> **Exercise instructions**
Reproduce nothing but the closing run of lines: the line with "OCR this image." and each line that follows it to the end of the data.

> **Material**
· · · ·
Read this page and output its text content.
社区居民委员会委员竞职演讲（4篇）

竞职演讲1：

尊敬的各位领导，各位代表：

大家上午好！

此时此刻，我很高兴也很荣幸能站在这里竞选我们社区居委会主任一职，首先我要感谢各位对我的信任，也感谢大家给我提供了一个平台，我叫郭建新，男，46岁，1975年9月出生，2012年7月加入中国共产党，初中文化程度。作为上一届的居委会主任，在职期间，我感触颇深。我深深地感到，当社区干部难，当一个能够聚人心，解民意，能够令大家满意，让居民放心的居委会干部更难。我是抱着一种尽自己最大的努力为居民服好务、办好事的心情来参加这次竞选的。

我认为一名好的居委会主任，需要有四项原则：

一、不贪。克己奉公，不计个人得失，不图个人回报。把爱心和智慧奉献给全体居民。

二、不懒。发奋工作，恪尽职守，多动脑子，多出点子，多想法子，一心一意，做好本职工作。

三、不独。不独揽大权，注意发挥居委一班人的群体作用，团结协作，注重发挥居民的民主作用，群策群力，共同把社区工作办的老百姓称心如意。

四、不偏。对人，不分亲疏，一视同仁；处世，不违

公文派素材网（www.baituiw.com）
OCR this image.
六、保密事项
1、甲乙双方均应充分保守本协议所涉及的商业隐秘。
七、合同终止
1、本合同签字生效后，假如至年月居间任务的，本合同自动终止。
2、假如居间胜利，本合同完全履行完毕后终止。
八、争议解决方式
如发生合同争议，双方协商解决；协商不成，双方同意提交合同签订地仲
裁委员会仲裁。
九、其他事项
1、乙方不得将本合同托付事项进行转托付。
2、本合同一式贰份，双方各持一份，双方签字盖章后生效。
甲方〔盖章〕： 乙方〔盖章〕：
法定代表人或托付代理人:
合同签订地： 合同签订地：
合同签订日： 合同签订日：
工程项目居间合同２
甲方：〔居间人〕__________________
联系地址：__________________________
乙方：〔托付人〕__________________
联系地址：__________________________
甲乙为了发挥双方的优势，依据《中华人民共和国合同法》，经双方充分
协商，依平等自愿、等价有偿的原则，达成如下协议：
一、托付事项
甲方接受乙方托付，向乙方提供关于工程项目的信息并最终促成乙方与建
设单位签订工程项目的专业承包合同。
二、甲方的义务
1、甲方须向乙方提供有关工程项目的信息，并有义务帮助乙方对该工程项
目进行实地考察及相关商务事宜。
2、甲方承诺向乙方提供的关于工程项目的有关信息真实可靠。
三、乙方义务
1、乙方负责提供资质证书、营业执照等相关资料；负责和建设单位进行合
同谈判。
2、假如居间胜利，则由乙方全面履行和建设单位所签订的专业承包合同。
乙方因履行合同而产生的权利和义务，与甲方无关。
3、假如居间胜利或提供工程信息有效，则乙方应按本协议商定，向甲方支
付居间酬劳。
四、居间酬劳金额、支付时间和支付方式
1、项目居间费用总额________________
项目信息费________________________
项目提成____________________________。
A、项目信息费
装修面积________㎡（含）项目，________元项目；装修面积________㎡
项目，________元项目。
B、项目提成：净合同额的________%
· · · ·
> **Output of the exercise**
OCR this image.
六、保密事项
1、甲乙双方均应充分保守本协议所涉及的商业隐秘。
七、合同终止
1、本合同签字生效后，假如至年月居间任务的，本合同自动终止。
2、假如居间胜利，本合同完全履行完毕后终止。
八、争议解决方式
如发生合同争议，双方协商解决；协商不成，双方同意提交合同签订地仲
裁委员会仲裁。
九、其他事项
1、乙方不得将本合同托付事项进行转托付。
2、本合同一式贰份，双方各持一份，双方签字盖章后生效。
甲方〔盖章〕： 乙方〔盖章〕：
法定代表人或托付代理人:
合同签订地： 合同签订地：
合同签订日： 合同签订日：
工程项目居间合同２
甲方：〔居间人〕__________________
联系地址：__________________________
乙方：〔托付人〕__________________
联系地址：__________________________
甲乙为了发挥双方的优势，依据《中华人民共和国合同法》，经双方充分
协商，依平等自愿、等价有偿的原则，达成如下协议：
一、托付事项
甲方接受乙方托付，向乙方提供关于工程项目的信息并最终促成乙方与建
设单位签订工程项目的专业承包合同。
二、甲方的义务
1、甲方须向乙方提供有关工程项目的信息，并有义务帮助乙方对该工程项
目进行实地考察及相关商务事宜。
2、甲方承诺向乙方提供的关于工程项目的有关信息真实可靠。
三、乙方义务
1、乙方负责提供资质证书、营业执照等相关资料；负责和建设单位进行合
同谈判。
2、假如居间胜利，则由乙方全面履行和建设单位所签订的专业承包合同。
乙方因履行合同而产生的权利和义务，与甲方无关。
3、假如居间胜利或提供工程信息有效，则乙方应按本协议商定，向甲方支
付居间酬劳。
四、居间酬劳金额、支付时间和支付方式
1、项目居间费用总额________________
项目信息费________________________
项目提成____________________________。
A、项目信息费
装修面积________㎡（含）项目，________元项目；装修面积________㎡
项目，________元项目。
B、项目提成：净合同额的________%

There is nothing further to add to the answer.